» Problem requirements:
Copy the entries below, substituting "clickable" for "interactable" wherever it occurs and changing nothing else.

Annotated element entries:
START

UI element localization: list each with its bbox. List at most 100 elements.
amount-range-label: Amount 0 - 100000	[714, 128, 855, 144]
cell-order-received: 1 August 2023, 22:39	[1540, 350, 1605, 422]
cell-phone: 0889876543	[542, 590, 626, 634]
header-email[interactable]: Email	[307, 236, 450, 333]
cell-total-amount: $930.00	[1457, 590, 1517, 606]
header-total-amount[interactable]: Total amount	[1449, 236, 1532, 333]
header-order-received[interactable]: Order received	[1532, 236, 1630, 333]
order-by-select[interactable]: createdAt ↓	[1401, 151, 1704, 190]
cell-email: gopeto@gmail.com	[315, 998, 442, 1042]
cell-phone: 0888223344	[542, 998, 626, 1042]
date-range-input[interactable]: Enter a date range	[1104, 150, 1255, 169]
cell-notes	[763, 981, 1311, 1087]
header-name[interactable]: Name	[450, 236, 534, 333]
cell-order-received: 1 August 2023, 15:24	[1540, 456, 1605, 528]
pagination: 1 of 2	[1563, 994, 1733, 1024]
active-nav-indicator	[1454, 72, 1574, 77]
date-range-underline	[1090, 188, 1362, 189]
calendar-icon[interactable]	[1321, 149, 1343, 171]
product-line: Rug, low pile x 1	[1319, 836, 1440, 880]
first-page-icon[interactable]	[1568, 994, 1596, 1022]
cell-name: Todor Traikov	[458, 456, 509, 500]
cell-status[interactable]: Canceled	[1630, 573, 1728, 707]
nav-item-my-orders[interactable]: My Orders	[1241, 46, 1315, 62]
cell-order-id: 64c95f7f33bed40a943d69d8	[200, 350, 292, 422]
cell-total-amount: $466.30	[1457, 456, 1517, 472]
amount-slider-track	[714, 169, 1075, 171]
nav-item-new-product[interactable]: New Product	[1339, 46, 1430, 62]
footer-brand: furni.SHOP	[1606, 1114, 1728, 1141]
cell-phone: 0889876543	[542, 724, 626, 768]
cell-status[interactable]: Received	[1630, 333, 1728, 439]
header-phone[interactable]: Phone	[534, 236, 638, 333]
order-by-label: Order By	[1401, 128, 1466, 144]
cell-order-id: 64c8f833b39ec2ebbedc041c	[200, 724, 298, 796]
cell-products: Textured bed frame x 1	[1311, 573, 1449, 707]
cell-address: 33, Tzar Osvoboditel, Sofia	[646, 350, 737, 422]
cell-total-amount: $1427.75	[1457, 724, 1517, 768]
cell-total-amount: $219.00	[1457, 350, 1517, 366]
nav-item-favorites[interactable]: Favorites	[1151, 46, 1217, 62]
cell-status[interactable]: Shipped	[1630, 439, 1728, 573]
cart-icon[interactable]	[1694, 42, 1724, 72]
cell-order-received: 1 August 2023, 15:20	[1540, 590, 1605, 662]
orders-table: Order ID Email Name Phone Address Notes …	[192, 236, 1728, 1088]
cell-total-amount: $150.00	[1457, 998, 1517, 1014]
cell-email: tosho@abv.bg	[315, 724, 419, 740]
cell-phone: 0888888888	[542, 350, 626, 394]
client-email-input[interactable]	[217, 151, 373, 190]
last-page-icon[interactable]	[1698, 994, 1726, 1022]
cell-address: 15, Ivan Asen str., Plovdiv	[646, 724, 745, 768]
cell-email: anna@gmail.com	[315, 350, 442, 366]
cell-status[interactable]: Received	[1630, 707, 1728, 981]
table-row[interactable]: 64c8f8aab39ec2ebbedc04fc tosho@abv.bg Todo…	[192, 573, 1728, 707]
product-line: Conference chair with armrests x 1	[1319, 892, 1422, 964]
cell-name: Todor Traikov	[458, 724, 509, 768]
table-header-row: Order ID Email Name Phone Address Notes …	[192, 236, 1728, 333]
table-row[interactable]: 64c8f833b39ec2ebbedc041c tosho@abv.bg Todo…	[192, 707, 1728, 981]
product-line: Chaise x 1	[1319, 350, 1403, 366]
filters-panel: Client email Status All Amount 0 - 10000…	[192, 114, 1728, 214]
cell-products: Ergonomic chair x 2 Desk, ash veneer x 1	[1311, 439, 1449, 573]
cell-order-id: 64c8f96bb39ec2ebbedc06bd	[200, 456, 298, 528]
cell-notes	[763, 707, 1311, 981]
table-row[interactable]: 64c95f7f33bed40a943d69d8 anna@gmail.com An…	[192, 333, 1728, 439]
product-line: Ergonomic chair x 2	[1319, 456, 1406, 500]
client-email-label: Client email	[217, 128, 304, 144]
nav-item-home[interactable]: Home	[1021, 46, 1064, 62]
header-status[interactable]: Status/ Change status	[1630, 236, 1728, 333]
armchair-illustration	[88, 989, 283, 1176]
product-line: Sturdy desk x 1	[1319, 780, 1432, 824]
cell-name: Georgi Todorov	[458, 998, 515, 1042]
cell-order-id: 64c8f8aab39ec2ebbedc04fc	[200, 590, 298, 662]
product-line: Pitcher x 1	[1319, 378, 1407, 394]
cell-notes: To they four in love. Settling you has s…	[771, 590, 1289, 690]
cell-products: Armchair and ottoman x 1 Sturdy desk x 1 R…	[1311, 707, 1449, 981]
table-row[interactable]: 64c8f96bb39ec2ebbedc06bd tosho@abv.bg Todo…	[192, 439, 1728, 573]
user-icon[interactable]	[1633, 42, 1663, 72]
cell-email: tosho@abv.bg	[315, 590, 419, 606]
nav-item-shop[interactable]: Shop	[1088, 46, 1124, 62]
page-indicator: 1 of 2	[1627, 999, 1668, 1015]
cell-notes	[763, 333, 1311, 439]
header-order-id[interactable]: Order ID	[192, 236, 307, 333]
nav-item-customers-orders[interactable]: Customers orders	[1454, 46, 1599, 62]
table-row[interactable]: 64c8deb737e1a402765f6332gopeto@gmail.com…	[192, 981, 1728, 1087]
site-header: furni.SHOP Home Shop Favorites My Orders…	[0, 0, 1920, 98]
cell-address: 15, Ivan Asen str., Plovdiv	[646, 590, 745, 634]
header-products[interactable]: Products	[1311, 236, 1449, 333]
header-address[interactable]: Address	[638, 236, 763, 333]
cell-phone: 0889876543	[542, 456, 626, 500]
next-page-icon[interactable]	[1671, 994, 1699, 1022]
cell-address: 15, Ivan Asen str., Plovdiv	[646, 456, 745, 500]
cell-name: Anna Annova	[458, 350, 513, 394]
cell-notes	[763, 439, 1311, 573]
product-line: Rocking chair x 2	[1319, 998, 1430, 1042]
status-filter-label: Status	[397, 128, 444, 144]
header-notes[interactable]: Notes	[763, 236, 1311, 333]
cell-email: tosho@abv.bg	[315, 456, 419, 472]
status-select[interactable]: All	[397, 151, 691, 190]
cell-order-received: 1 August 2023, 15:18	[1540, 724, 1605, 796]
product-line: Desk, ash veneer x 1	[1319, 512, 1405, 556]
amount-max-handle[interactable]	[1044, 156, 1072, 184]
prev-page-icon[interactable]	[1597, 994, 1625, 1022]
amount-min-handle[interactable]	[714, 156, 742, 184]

END

» Result of the exercise:
UI element localization: list each with its bbox. List at most 100 elements.
amount-range-label: Amount 0 - 100000	[714, 128, 855, 144]
cell-order-received: 1 August 2023, 22:39	[1540, 350, 1605, 422]
cell-phone: 0889876543	[542, 590, 626, 634]
header-email[clickable]: Email	[307, 236, 450, 333]
cell-total-amount: $930.00	[1457, 590, 1517, 606]
header-total-amount[clickable]: Total amount	[1449, 236, 1532, 333]
header-order-received[clickable]: Order received	[1532, 236, 1630, 333]
order-by-select[clickable]: createdAt ↓	[1401, 151, 1704, 190]
cell-email: gopeto@gmail.com	[315, 998, 442, 1042]
cell-phone: 0888223344	[542, 998, 626, 1042]
date-range-input[clickable]: Enter a date range	[1104, 150, 1255, 169]
cell-notes	[763, 981, 1311, 1087]
header-name[clickable]: Name	[450, 236, 534, 333]
cell-order-received: 1 August 2023, 15:24	[1540, 456, 1605, 528]
pagination: 1 of 2	[1563, 994, 1733, 1024]
active-nav-indicator	[1454, 72, 1574, 77]
date-range-underline	[1090, 188, 1362, 189]
calendar-icon[clickable]	[1321, 149, 1343, 171]
product-line: Rug, low pile x 1	[1319, 836, 1440, 880]
first-page-icon[clickable]	[1568, 994, 1596, 1022]
cell-name: Todor Traikov	[458, 456, 509, 500]
cell-status[clickable]: Canceled	[1630, 573, 1728, 707]
nav-item-my-orders[clickable]: My Orders	[1241, 46, 1315, 62]
cell-order-id: 64c95f7f33bed40a943d69d8	[200, 350, 292, 422]
cell-total-amount: $466.30	[1457, 456, 1517, 472]
amount-slider-track	[714, 169, 1075, 171]
nav-item-new-product[clickable]: New Product	[1339, 46, 1430, 62]
footer-brand: furni.SHOP	[1606, 1114, 1728, 1141]
cell-phone: 0889876543	[542, 724, 626, 768]
cell-status[clickable]: Received	[1630, 333, 1728, 439]
header-phone[clickable]: Phone	[534, 236, 638, 333]
order-by-label: Order By	[1401, 128, 1466, 144]
cell-order-id: 64c8f833b39ec2ebbedc041c	[200, 724, 298, 796]
cell-products: Textured bed frame x 1	[1311, 573, 1449, 707]
cell-address: 33, Tzar Osvoboditel, Sofia	[646, 350, 737, 422]
cell-total-amount: $1427.75	[1457, 724, 1517, 768]
cell-total-amount: $219.00	[1457, 350, 1517, 366]
nav-item-favorites[clickable]: Favorites	[1151, 46, 1217, 62]
cell-status[clickable]: Shipped	[1630, 439, 1728, 573]
cart-icon[clickable]	[1694, 42, 1724, 72]
cell-order-received: 1 August 2023, 15:20	[1540, 590, 1605, 662]
orders-table: Order ID Email Name Phone Address Notes …	[192, 236, 1728, 1088]
cell-total-amount: $150.00	[1457, 998, 1517, 1014]
cell-email: tosho@abv.bg	[315, 724, 419, 740]
cell-phone: 0888888888	[542, 350, 626, 394]
client-email-input[clickable]	[217, 151, 373, 190]
last-page-icon[clickable]	[1698, 994, 1726, 1022]
cell-address: 15, Ivan Asen str., Plovdiv	[646, 724, 745, 768]
cell-email: anna@gmail.com	[315, 350, 442, 366]
cell-status[clickable]: Received	[1630, 707, 1728, 981]
table-row[clickable]: 64c8f8aab39ec2ebbedc04fc tosho@abv.bg Todo…	[192, 573, 1728, 707]
product-line: Conference chair with armrests x 1	[1319, 892, 1422, 964]
cell-name: Todor Traikov	[458, 724, 509, 768]
table-header-row: Order ID Email Name Phone Address Notes …	[192, 236, 1728, 333]
table-row[clickable]: 64c8f833b39ec2ebbedc041c tosho@abv.bg Todo…	[192, 707, 1728, 981]
product-line: Chaise x 1	[1319, 350, 1403, 366]
filters-panel: Client email Status All Amount 0 - 10000…	[192, 114, 1728, 214]
cell-products: Ergonomic chair x 2 Desk, ash veneer x 1	[1311, 439, 1449, 573]
cell-order-id: 64c8f96bb39ec2ebbedc06bd	[200, 456, 298, 528]
cell-notes	[763, 707, 1311, 981]
table-row[clickable]: 64c95f7f33bed40a943d69d8 anna@gmail.com An…	[192, 333, 1728, 439]
product-line: Ergonomic chair x 2	[1319, 456, 1406, 500]
client-email-label: Client email	[217, 128, 304, 144]
nav-item-home[clickable]: Home	[1021, 46, 1064, 62]
header-status[clickable]: Status/ Change status	[1630, 236, 1728, 333]
armchair-illustration	[88, 989, 283, 1176]
product-line: Sturdy desk x 1	[1319, 780, 1432, 824]
cell-name: Georgi Todorov	[458, 998, 515, 1042]
cell-order-id: 64c8f8aab39ec2ebbedc04fc	[200, 590, 298, 662]
product-line: Pitcher x 1	[1319, 378, 1407, 394]
cell-notes: To they four in love. Settling you has s…	[771, 590, 1289, 690]
cell-products: Armchair and ottoman x 1 Sturdy desk x 1 R…	[1311, 707, 1449, 981]
table-row[clickable]: 64c8f96bb39ec2ebbedc06bd tosho@abv.bg Todo…	[192, 439, 1728, 573]
user-icon[clickable]	[1633, 42, 1663, 72]
cell-email: tosho@abv.bg	[315, 590, 419, 606]
nav-item-shop[clickable]: Shop	[1088, 46, 1124, 62]
page-indicator: 1 of 2	[1627, 999, 1668, 1015]
cell-notes	[763, 333, 1311, 439]
header-order-id[clickable]: Order ID	[192, 236, 307, 333]
nav-item-customers-orders[clickable]: Customers orders	[1454, 46, 1599, 62]
table-row[clickable]: 64c8deb737e1a402765f6332gopeto@gmail.com…	[192, 981, 1728, 1087]
site-header: furni.SHOP Home Shop Favorites My Orders…	[0, 0, 1920, 98]
cell-address: 15, Ivan Asen str., Plovdiv	[646, 590, 745, 634]
header-products[clickable]: Products	[1311, 236, 1449, 333]
header-address[clickable]: Address	[638, 236, 763, 333]
cell-phone: 0889876543	[542, 456, 626, 500]
next-page-icon[clickable]	[1671, 994, 1699, 1022]
cell-address: 15, Ivan Asen str., Plovdiv	[646, 456, 745, 500]
cell-name: Anna Annova	[458, 350, 513, 394]
cell-notes	[763, 439, 1311, 573]
product-line: Rocking chair x 2	[1319, 998, 1430, 1042]
status-filter-label: Status	[397, 128, 444, 144]
header-notes[clickable]: Notes	[763, 236, 1311, 333]
cell-email: tosho@abv.bg	[315, 456, 419, 472]
status-select[clickable]: All	[397, 151, 691, 190]
cell-order-received: 1 August 2023, 15:18	[1540, 724, 1605, 796]
product-line: Desk, ash veneer x 1	[1319, 512, 1405, 556]
amount-max-handle[clickable]	[1044, 156, 1072, 184]
prev-page-icon[clickable]	[1597, 994, 1625, 1022]
amount-min-handle[clickable]	[714, 156, 742, 184]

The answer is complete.